Entries taken from a collection

┄┄┄┄┄┄

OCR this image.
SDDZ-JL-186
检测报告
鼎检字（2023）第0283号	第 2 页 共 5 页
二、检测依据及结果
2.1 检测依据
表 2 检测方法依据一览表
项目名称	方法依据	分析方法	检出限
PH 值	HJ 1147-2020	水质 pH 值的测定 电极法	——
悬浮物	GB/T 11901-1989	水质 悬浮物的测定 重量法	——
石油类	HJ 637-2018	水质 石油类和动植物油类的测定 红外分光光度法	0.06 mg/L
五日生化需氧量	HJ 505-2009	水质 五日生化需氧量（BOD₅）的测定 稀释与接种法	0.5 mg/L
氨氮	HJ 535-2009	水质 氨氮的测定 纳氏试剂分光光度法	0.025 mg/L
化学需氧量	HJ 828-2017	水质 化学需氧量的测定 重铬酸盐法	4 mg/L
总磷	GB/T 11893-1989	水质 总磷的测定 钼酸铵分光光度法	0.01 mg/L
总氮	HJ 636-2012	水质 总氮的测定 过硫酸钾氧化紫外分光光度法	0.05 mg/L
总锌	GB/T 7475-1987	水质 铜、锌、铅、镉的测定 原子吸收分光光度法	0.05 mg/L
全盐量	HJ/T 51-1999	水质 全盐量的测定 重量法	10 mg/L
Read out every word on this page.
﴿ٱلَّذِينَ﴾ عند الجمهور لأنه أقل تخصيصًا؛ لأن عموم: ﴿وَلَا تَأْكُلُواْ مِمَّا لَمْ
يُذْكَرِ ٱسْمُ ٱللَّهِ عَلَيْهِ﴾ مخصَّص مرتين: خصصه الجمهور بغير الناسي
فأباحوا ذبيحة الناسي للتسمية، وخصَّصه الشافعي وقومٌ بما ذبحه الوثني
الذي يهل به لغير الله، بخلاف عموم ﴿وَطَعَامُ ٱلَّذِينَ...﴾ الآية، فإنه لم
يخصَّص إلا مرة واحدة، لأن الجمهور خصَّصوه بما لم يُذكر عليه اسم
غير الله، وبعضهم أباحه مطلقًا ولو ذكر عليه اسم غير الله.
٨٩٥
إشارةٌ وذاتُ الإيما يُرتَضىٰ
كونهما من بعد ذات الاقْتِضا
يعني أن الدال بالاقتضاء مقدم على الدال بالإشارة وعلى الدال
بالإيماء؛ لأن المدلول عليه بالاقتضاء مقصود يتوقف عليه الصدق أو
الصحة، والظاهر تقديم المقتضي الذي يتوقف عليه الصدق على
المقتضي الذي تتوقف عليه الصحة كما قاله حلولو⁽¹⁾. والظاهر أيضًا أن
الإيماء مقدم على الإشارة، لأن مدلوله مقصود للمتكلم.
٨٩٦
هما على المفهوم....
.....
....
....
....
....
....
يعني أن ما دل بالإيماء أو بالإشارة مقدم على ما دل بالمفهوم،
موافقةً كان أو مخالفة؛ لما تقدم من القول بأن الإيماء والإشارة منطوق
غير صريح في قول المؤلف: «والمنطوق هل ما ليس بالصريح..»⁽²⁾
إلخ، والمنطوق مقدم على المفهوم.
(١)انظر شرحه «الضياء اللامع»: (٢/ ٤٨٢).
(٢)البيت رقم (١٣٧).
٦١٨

┄┄┄┄┄┄

▸ **AIM**
Repeat every entry exactly, please.

▸ **TASK ANSWER**
OCR this image.
SDDZ-JL-186
检测报告
鼎检字（2023）第0283号	第 2 页 共 5 页
二、检测依据及结果
2.1 检测依据
表 2 检测方法依据一览表
项目名称	方法依据	分析方法	检出限
PH 值	HJ 1147-2020	水质 pH 值的测定 电极法	——
悬浮物	GB/T 11901-1989	水质 悬浮物的测定 重量法	——
石油类	HJ 637-2018	水质 石油类和动植物油类的测定 红外分光光度法	0.06 mg/L
五日生化需氧量	HJ 505-2009	水质 五日生化需氧量（BOD₅）的测定 稀释与接种法	0.5 mg/L
氨氮	HJ 535-2009	水质 氨氮的测定 纳氏试剂分光光度法	0.025 mg/L
化学需氧量	HJ 828-2017	水质 化学需氧量的测定 重铬酸盐法	4 mg/L
总磷	GB/T 11893-1989	水质 总磷的测定 钼酸铵分光光度法	0.01 mg/L
总氮	HJ 636-2012	水质 总氮的测定 过硫酸钾氧化紫外分光光度法	0.05 mg/L
总锌	GB/T 7475-1987	水质 铜、锌、铅、镉的测定 原子吸收分光光度法	0.05 mg/L
全盐量	HJ/T 51-1999	水质 全盐量的测定 重量法	10 mg/L
Read out every word on this page.
﴿ٱلَّذِينَ﴾ عند الجمهور لأنه أقل تخصيصًا؛ لأن عموم: ﴿وَلَا تَأْكُلُواْ مِمَّا لَمْ
يُذْكَرِ ٱسْمُ ٱللَّهِ عَلَيْهِ﴾ مخصَّص مرتين: خصصه الجمهور بغير الناسي
فأباحوا ذبيحة الناسي للتسمية، وخصَّصه الشافعي وقومٌ بما ذبحه الوثني
الذي يهل به لغير الله، بخلاف عموم ﴿وَطَعَامُ ٱلَّذِينَ...﴾ الآية، فإنه لم
يخصَّص إلا مرة واحدة، لأن الجمهور خصَّصوه بما لم يُذكر عليه اسم
غير الله، وبعضهم أباحه مطلقًا ولو ذكر عليه اسم غير الله.
٨٩٥
إشارةٌ وذاتُ الإيما يُرتَضىٰ
كونهما من بعد ذات الاقْتِضا
يعني أن الدال بالاقتضاء مقدم على الدال بالإشارة وعلى الدال
بالإيماء؛ لأن المدلول عليه بالاقتضاء مقصود يتوقف عليه الصدق أو
الصحة، والظاهر تقديم المقتضي الذي يتوقف عليه الصدق على
المقتضي الذي تتوقف عليه الصحة كما قاله حلولو⁽¹⁾. والظاهر أيضًا أن
الإيماء مقدم على الإشارة، لأن مدلوله مقصود للمتكلم.
٨٩٦
هما على المفهوم....
.....
....
....
....
....
....
يعني أن ما دل بالإيماء أو بالإشارة مقدم على ما دل بالمفهوم،
موافقةً كان أو مخالفة؛ لما تقدم من القول بأن الإيماء والإشارة منطوق
غير صريح في قول المؤلف: «والمنطوق هل ما ليس بالصريح..»⁽²⁾
إلخ، والمنطوق مقدم على المفهوم.
(١)انظر شرحه «الضياء اللامع»: (٢/ ٤٨٢).
(٢)البيت رقم (١٣٧).
٦١٨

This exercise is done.